Collected data:
___

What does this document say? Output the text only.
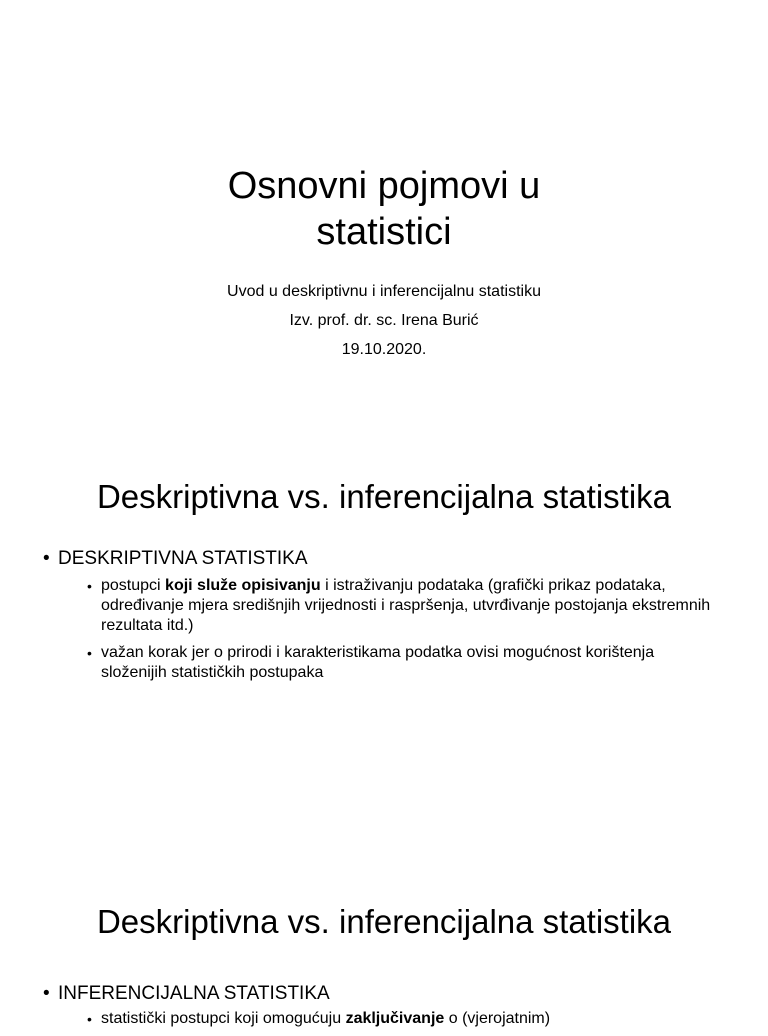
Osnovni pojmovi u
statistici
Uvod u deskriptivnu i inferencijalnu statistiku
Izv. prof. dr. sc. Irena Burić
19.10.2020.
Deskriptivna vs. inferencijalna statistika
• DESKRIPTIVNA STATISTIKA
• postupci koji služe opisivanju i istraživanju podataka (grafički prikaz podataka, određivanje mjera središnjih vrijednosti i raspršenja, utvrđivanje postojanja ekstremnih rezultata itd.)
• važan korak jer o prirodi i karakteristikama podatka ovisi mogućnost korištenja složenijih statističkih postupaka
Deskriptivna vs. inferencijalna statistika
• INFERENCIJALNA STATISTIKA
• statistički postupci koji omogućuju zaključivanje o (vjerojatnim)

___

Gather all lines from the listing above in which "koji" occurs.

• postupci koji služe opisivanju i istraživanju podataka (grafički prikaz podataka, određivanje mjera središnjih vrijednosti i raspršenja, utvrđivanje postojanja ekstremnih rezultata itd.)
• statistički postupci koji omogućuju zaključivanje o (vjerojatnim)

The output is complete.